▶ _EXERCISE_: Note each line that includes the word "name". Copy those lines.

▶ _SUPPLIED MATERIAL_:
◆ ◆ ◆ ◆ ◆

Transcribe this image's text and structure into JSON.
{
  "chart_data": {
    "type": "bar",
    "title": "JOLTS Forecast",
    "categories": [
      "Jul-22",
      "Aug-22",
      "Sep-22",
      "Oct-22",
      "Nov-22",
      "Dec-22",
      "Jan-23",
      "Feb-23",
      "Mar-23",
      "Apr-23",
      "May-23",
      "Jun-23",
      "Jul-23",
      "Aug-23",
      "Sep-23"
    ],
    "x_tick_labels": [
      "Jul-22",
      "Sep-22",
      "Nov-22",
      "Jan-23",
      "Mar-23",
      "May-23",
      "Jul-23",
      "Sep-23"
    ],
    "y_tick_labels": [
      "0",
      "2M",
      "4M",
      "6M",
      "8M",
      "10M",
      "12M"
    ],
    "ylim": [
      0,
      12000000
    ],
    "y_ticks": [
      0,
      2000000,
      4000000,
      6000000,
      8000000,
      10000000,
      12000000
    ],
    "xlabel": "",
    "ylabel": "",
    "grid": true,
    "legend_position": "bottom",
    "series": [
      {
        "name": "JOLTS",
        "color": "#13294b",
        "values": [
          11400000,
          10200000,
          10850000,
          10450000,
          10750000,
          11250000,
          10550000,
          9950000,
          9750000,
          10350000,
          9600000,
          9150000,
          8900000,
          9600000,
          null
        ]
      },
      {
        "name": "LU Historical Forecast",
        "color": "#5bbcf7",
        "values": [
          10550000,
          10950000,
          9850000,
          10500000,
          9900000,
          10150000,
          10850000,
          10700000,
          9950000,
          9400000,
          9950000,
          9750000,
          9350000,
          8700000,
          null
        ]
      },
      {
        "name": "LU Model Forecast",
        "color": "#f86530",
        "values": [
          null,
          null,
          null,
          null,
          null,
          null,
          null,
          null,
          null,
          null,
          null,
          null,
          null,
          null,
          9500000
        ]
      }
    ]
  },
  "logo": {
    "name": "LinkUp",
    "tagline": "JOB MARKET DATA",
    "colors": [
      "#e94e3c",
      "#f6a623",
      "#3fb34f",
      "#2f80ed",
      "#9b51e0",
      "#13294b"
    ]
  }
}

◆ ◆ ◆ ◆ ◆

▶ _FULL SOLUTION_:
        "name": "JOLTS",
        "name": "LU Historical Forecast",
        "name": "LU Model Forecast",
    "name": "LinkUp",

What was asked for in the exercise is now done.